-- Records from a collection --
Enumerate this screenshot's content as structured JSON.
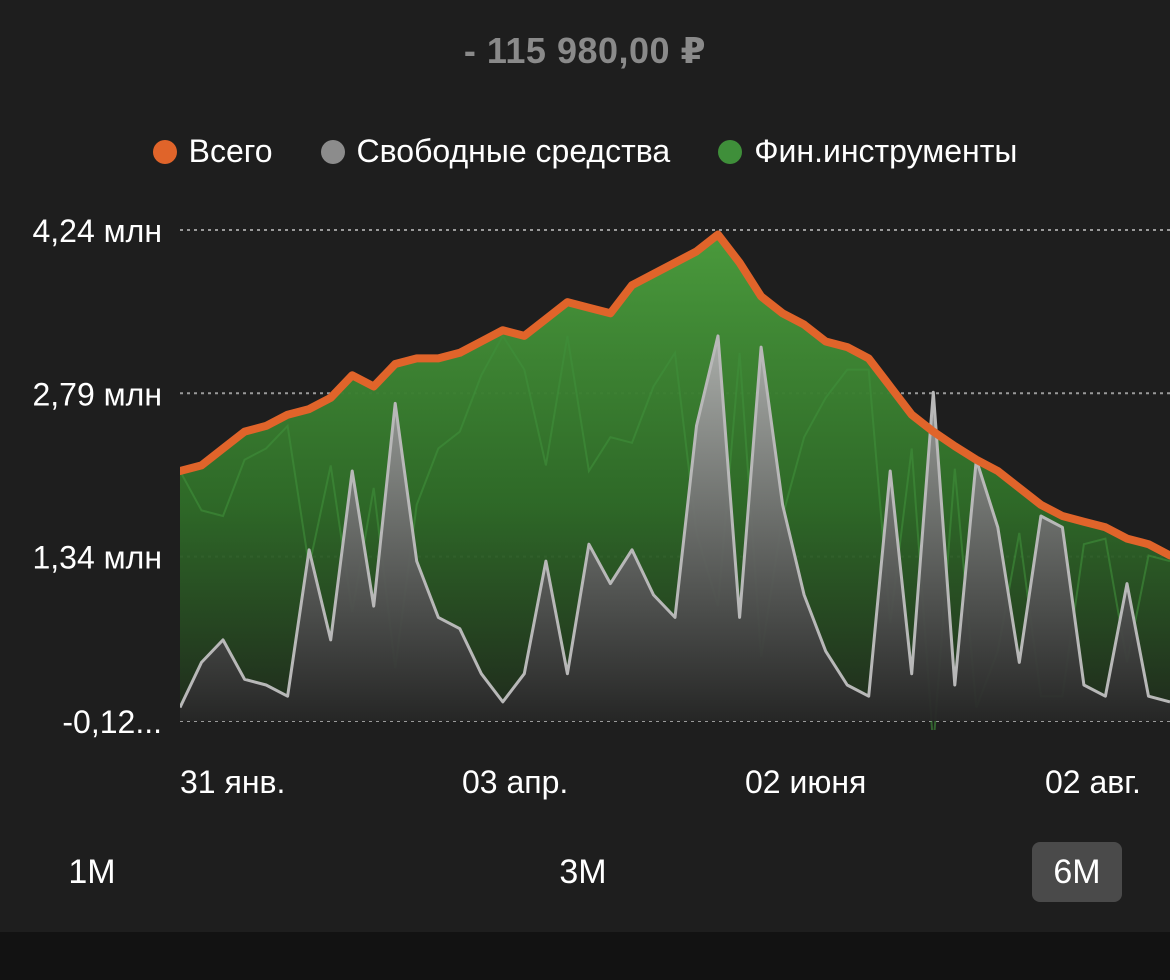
{
  "header": {
    "delta_value": "- 115 980,00  ₽"
  },
  "legend": [
    {
      "label": "Всего",
      "color": "#e0642a"
    },
    {
      "label": "Свободные средства",
      "color": "#8c8c8c"
    },
    {
      "label": "Фин.инструменты",
      "color": "#3f8f3a"
    }
  ],
  "range_buttons": [
    {
      "label": "1M",
      "active": false
    },
    {
      "label": "3M",
      "active": false
    },
    {
      "label": "6M",
      "active": true
    }
  ],
  "chart_data": {
    "type": "area",
    "y_tick_labels": [
      "4,24 млн",
      "2,79 млн",
      "1,34 млн",
      "-0,12..."
    ],
    "y_tick_values": [
      4.24,
      2.79,
      1.34,
      -0.12
    ],
    "ylim": [
      -0.12,
      4.24
    ],
    "x_tick_labels": [
      "31 янв.",
      "03 апр.",
      "02 июня",
      "02 авг."
    ],
    "grid": true,
    "legend_position": "top-center",
    "series": [
      {
        "name": "Всего",
        "color": "#e0642a",
        "values": [
          2.1,
          2.15,
          2.3,
          2.45,
          2.5,
          2.6,
          2.65,
          2.75,
          2.95,
          2.85,
          3.05,
          3.1,
          3.1,
          3.15,
          3.25,
          3.35,
          3.3,
          3.45,
          3.6,
          3.55,
          3.5,
          3.75,
          3.85,
          3.95,
          4.05,
          4.2,
          3.95,
          3.65,
          3.5,
          3.4,
          3.25,
          3.2,
          3.1,
          2.85,
          2.6,
          2.45,
          2.32,
          2.2,
          2.1,
          1.95,
          1.8,
          1.7,
          1.65,
          1.6,
          1.5,
          1.45,
          1.35
        ]
      },
      {
        "name": "Свободные средства",
        "color": "#9a9a9a",
        "values": [
          0.0,
          0.4,
          0.6,
          0.25,
          0.2,
          0.1,
          1.4,
          0.6,
          2.1,
          0.9,
          2.7,
          1.3,
          0.8,
          0.7,
          0.3,
          0.05,
          0.3,
          1.3,
          0.3,
          1.45,
          1.1,
          1.4,
          1.0,
          0.8,
          2.5,
          3.3,
          0.8,
          3.2,
          1.8,
          1.0,
          0.5,
          0.2,
          0.1,
          2.1,
          0.3,
          2.8,
          0.2,
          2.2,
          1.6,
          0.4,
          1.7,
          1.6,
          0.2,
          0.1,
          1.1,
          0.1,
          0.05
        ]
      },
      {
        "name": "Фин.инструменты",
        "color": "#3f8f3a",
        "values": [
          2.1,
          1.75,
          1.7,
          2.2,
          2.3,
          2.5,
          1.25,
          2.15,
          0.85,
          1.95,
          0.35,
          1.8,
          2.3,
          2.45,
          2.95,
          3.3,
          3.0,
          2.15,
          3.3,
          2.1,
          2.4,
          2.35,
          2.85,
          3.15,
          1.55,
          0.9,
          3.15,
          0.45,
          1.7,
          2.4,
          2.75,
          3.0,
          3.0,
          0.75,
          2.3,
          -0.35,
          2.12,
          0.0,
          0.5,
          1.55,
          0.1,
          0.1,
          1.45,
          1.5,
          0.4,
          1.35,
          1.3
        ]
      }
    ]
  }
}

-- What you are asked to do --
Retype all of the entries exactly as written, leaving out any images.

-- Result for this task --
Enumerate this screenshot's content as structured JSON.
{
  "header": {
    "delta_value": "- 115 980,00  ₽"
  },
  "legend": [
    {
      "label": "Всего",
      "color": "#e0642a"
    },
    {
      "label": "Свободные средства",
      "color": "#8c8c8c"
    },
    {
      "label": "Фин.инструменты",
      "color": "#3f8f3a"
    }
  ],
  "range_buttons": [
    {
      "label": "1M",
      "active": false
    },
    {
      "label": "3M",
      "active": false
    },
    {
      "label": "6M",
      "active": true
    }
  ],
  "chart_data": {
    "type": "area",
    "y_tick_labels": [
      "4,24 млн",
      "2,79 млн",
      "1,34 млн",
      "-0,12..."
    ],
    "y_tick_values": [
      4.24,
      2.79,
      1.34,
      -0.12
    ],
    "ylim": [
      -0.12,
      4.24
    ],
    "x_tick_labels": [
      "31 янв.",
      "03 апр.",
      "02 июня",
      "02 авг."
    ],
    "grid": true,
    "legend_position": "top-center",
    "series": [
      {
        "name": "Всего",
        "color": "#e0642a",
        "values": [
          2.1,
          2.15,
          2.3,
          2.45,
          2.5,
          2.6,
          2.65,
          2.75,
          2.95,
          2.85,
          3.05,
          3.1,
          3.1,
          3.15,
          3.25,
          3.35,
          3.3,
          3.45,
          3.6,
          3.55,
          3.5,
          3.75,
          3.85,
          3.95,
          4.05,
          4.2,
          3.95,
          3.65,
          3.5,
          3.4,
          3.25,
          3.2,
          3.1,
          2.85,
          2.6,
          2.45,
          2.32,
          2.2,
          2.1,
          1.95,
          1.8,
          1.7,
          1.65,
          1.6,
          1.5,
          1.45,
          1.35
        ]
      },
      {
        "name": "Свободные средства",
        "color": "#9a9a9a",
        "values": [
          0.0,
          0.4,
          0.6,
          0.25,
          0.2,
          0.1,
          1.4,
          0.6,
          2.1,
          0.9,
          2.7,
          1.3,
          0.8,
          0.7,
          0.3,
          0.05,
          0.3,
          1.3,
          0.3,
          1.45,
          1.1,
          1.4,
          1.0,
          0.8,
          2.5,
          3.3,
          0.8,
          3.2,
          1.8,
          1.0,
          0.5,
          0.2,
          0.1,
          2.1,
          0.3,
          2.8,
          0.2,
          2.2,
          1.6,
          0.4,
          1.7,
          1.6,
          0.2,
          0.1,
          1.1,
          0.1,
          0.05
        ]
      },
      {
        "name": "Фин.инструменты",
        "color": "#3f8f3a",
        "values": [
          2.1,
          1.75,
          1.7,
          2.2,
          2.3,
          2.5,
          1.25,
          2.15,
          0.85,
          1.95,
          0.35,
          1.8,
          2.3,
          2.45,
          2.95,
          3.3,
          3.0,
          2.15,
          3.3,
          2.1,
          2.4,
          2.35,
          2.85,
          3.15,
          1.55,
          0.9,
          3.15,
          0.45,
          1.7,
          2.4,
          2.75,
          3.0,
          3.0,
          0.75,
          2.3,
          -0.35,
          2.12,
          0.0,
          0.5,
          1.55,
          0.1,
          0.1,
          1.45,
          1.5,
          0.4,
          1.35,
          1.3
        ]
      }
    ]
  }
}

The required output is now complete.